> Task goal: Print each line of the listing once more, precisely as given.

> Exercise data:
::::
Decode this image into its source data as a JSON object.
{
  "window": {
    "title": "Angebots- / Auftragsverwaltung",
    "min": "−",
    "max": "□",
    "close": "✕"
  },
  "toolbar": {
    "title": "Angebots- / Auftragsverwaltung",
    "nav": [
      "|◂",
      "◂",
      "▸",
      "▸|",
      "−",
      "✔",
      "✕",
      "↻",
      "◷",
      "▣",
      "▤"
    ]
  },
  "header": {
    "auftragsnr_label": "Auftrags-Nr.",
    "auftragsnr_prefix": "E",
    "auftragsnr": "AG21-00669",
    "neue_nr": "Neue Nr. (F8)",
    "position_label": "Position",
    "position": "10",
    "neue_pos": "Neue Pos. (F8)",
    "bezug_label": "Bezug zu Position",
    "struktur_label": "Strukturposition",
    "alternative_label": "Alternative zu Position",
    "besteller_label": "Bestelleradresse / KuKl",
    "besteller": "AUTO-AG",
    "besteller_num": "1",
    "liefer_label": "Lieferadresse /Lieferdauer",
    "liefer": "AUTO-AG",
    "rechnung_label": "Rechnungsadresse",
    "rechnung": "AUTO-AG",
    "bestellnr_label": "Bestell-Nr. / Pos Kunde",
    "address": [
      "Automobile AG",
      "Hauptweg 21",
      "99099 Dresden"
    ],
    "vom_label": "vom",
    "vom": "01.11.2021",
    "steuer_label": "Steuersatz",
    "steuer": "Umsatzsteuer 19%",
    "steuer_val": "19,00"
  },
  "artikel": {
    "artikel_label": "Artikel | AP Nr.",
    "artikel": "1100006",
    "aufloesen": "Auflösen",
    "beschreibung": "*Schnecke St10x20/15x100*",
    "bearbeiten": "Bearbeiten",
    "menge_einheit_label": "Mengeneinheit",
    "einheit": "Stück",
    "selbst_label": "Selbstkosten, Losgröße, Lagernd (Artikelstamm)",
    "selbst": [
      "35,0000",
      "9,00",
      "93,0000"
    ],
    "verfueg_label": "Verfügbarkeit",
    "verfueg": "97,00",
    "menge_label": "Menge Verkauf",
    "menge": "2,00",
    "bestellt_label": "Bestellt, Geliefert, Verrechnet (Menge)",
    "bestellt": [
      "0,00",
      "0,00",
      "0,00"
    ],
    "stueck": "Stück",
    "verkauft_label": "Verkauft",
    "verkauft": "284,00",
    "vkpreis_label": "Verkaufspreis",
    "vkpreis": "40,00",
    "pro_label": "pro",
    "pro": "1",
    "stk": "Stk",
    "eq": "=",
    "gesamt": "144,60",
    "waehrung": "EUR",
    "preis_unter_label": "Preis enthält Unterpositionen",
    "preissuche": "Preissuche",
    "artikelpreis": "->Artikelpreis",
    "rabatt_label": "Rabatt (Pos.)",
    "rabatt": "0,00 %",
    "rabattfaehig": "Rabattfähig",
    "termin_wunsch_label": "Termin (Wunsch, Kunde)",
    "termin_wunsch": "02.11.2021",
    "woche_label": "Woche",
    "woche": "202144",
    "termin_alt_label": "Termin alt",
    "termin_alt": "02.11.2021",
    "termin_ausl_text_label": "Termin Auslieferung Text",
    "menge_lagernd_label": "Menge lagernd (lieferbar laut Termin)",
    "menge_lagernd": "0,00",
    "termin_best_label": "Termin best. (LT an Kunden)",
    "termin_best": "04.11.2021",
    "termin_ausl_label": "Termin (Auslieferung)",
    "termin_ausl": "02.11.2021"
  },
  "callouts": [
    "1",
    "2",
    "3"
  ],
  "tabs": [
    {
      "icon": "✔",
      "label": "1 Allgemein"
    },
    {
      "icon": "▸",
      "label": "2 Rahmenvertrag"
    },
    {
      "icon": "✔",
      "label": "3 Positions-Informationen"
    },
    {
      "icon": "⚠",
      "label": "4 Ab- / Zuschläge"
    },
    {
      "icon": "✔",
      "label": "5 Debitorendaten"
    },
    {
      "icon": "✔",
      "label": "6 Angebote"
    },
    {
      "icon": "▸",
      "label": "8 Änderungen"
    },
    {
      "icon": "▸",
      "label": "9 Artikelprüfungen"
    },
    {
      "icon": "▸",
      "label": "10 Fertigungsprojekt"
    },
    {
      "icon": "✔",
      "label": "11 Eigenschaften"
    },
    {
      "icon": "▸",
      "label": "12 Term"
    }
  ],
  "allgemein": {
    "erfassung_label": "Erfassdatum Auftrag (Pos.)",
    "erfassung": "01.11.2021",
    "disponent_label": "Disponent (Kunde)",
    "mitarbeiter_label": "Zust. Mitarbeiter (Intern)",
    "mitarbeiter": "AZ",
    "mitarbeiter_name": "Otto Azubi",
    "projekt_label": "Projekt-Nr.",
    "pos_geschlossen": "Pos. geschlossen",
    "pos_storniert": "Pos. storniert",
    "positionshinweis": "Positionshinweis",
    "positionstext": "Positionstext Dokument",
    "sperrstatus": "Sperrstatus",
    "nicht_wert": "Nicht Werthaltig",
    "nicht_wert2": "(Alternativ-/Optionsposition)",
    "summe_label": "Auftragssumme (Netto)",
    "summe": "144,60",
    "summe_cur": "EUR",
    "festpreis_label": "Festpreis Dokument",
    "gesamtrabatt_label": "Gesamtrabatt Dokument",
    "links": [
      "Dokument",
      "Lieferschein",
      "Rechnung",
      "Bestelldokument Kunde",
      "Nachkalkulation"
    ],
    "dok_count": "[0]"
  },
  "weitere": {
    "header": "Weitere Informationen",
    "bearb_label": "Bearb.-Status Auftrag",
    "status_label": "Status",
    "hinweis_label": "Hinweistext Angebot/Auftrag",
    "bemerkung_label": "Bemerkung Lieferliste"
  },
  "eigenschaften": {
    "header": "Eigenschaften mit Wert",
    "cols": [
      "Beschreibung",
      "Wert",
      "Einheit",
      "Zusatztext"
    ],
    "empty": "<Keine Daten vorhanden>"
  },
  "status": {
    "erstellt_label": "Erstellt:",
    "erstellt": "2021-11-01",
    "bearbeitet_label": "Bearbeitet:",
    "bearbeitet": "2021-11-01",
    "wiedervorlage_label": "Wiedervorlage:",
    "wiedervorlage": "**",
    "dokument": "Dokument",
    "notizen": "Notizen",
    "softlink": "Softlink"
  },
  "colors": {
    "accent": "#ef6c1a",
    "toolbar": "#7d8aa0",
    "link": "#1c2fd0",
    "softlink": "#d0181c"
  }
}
::::
> Task solution:
Decode this image into its source data as a JSON object.
{
  "window": {
    "title": "Angebots- / Auftragsverwaltung",
    "min": "−",
    "max": "□",
    "close": "✕"
  },
  "toolbar": {
    "title": "Angebots- / Auftragsverwaltung",
    "nav": [
      "|◂",
      "◂",
      "▸",
      "▸|",
      "−",
      "✔",
      "✕",
      "↻",
      "◷",
      "▣",
      "▤"
    ]
  },
  "header": {
    "auftragsnr_label": "Auftrags-Nr.",
    "auftragsnr_prefix": "E",
    "auftragsnr": "AG21-00669",
    "neue_nr": "Neue Nr. (F8)",
    "position_label": "Position",
    "position": "10",
    "neue_pos": "Neue Pos. (F8)",
    "bezug_label": "Bezug zu Position",
    "struktur_label": "Strukturposition",
    "alternative_label": "Alternative zu Position",
    "besteller_label": "Bestelleradresse / KuKl",
    "besteller": "AUTO-AG",
    "besteller_num": "1",
    "liefer_label": "Lieferadresse /Lieferdauer",
    "liefer": "AUTO-AG",
    "rechnung_label": "Rechnungsadresse",
    "rechnung": "AUTO-AG",
    "bestellnr_label": "Bestell-Nr. / Pos Kunde",
    "address": [
      "Automobile AG",
      "Hauptweg 21",
      "99099 Dresden"
    ],
    "vom_label": "vom",
    "vom": "01.11.2021",
    "steuer_label": "Steuersatz",
    "steuer": "Umsatzsteuer 19%",
    "steuer_val": "19,00"
  },
  "artikel": {
    "artikel_label": "Artikel | AP Nr.",
    "artikel": "1100006",
    "aufloesen": "Auflösen",
    "beschreibung": "*Schnecke St10x20/15x100*",
    "bearbeiten": "Bearbeiten",
    "menge_einheit_label": "Mengeneinheit",
    "einheit": "Stück",
    "selbst_label": "Selbstkosten, Losgröße, Lagernd (Artikelstamm)",
    "selbst": [
      "35,0000",
      "9,00",
      "93,0000"
    ],
    "verfueg_label": "Verfügbarkeit",
    "verfueg": "97,00",
    "menge_label": "Menge Verkauf",
    "menge": "2,00",
    "bestellt_label": "Bestellt, Geliefert, Verrechnet (Menge)",
    "bestellt": [
      "0,00",
      "0,00",
      "0,00"
    ],
    "stueck": "Stück",
    "verkauft_label": "Verkauft",
    "verkauft": "284,00",
    "vkpreis_label": "Verkaufspreis",
    "vkpreis": "40,00",
    "pro_label": "pro",
    "pro": "1",
    "stk": "Stk",
    "eq": "=",
    "gesamt": "144,60",
    "waehrung": "EUR",
    "preis_unter_label": "Preis enthält Unterpositionen",
    "preissuche": "Preissuche",
    "artikelpreis": "->Artikelpreis",
    "rabatt_label": "Rabatt (Pos.)",
    "rabatt": "0,00 %",
    "rabattfaehig": "Rabattfähig",
    "termin_wunsch_label": "Termin (Wunsch, Kunde)",
    "termin_wunsch": "02.11.2021",
    "woche_label": "Woche",
    "woche": "202144",
    "termin_alt_label": "Termin alt",
    "termin_alt": "02.11.2021",
    "termin_ausl_text_label": "Termin Auslieferung Text",
    "menge_lagernd_label": "Menge lagernd (lieferbar laut Termin)",
    "menge_lagernd": "0,00",
    "termin_best_label": "Termin best. (LT an Kunden)",
    "termin_best": "04.11.2021",
    "termin_ausl_label": "Termin (Auslieferung)",
    "termin_ausl": "02.11.2021"
  },
  "callouts": [
    "1",
    "2",
    "3"
  ],
  "tabs": [
    {
      "icon": "✔",
      "label": "1 Allgemein"
    },
    {
      "icon": "▸",
      "label": "2 Rahmenvertrag"
    },
    {
      "icon": "✔",
      "label": "3 Positions-Informationen"
    },
    {
      "icon": "⚠",
      "label": "4 Ab- / Zuschläge"
    },
    {
      "icon": "✔",
      "label": "5 Debitorendaten"
    },
    {
      "icon": "✔",
      "label": "6 Angebote"
    },
    {
      "icon": "▸",
      "label": "8 Änderungen"
    },
    {
      "icon": "▸",
      "label": "9 Artikelprüfungen"
    },
    {
      "icon": "▸",
      "label": "10 Fertigungsprojekt"
    },
    {
      "icon": "✔",
      "label": "11 Eigenschaften"
    },
    {
      "icon": "▸",
      "label": "12 Term"
    }
  ],
  "allgemein": {
    "erfassung_label": "Erfassdatum Auftrag (Pos.)",
    "erfassung": "01.11.2021",
    "disponent_label": "Disponent (Kunde)",
    "mitarbeiter_label": "Zust. Mitarbeiter (Intern)",
    "mitarbeiter": "AZ",
    "mitarbeiter_name": "Otto Azubi",
    "projekt_label": "Projekt-Nr.",
    "pos_geschlossen": "Pos. geschlossen",
    "pos_storniert": "Pos. storniert",
    "positionshinweis": "Positionshinweis",
    "positionstext": "Positionstext Dokument",
    "sperrstatus": "Sperrstatus",
    "nicht_wert": "Nicht Werthaltig",
    "nicht_wert2": "(Alternativ-/Optionsposition)",
    "summe_label": "Auftragssumme (Netto)",
    "summe": "144,60",
    "summe_cur": "EUR",
    "festpreis_label": "Festpreis Dokument",
    "gesamtrabatt_label": "Gesamtrabatt Dokument",
    "links": [
      "Dokument",
      "Lieferschein",
      "Rechnung",
      "Bestelldokument Kunde",
      "Nachkalkulation"
    ],
    "dok_count": "[0]"
  },
  "weitere": {
    "header": "Weitere Informationen",
    "bearb_label": "Bearb.-Status Auftrag",
    "status_label": "Status",
    "hinweis_label": "Hinweistext Angebot/Auftrag",
    "bemerkung_label": "Bemerkung Lieferliste"
  },
  "eigenschaften": {
    "header": "Eigenschaften mit Wert",
    "cols": [
      "Beschreibung",
      "Wert",
      "Einheit",
      "Zusatztext"
    ],
    "empty": "<Keine Daten vorhanden>"
  },
  "status": {
    "erstellt_label": "Erstellt:",
    "erstellt": "2021-11-01",
    "bearbeitet_label": "Bearbeitet:",
    "bearbeitet": "2021-11-01",
    "wiedervorlage_label": "Wiedervorlage:",
    "wiedervorlage": "**",
    "dokument": "Dokument",
    "notizen": "Notizen",
    "softlink": "Softlink"
  },
  "colors": {
    "accent": "#ef6c1a",
    "toolbar": "#7d8aa0",
    "link": "#1c2fd0",
    "softlink": "#d0181c"
  }
}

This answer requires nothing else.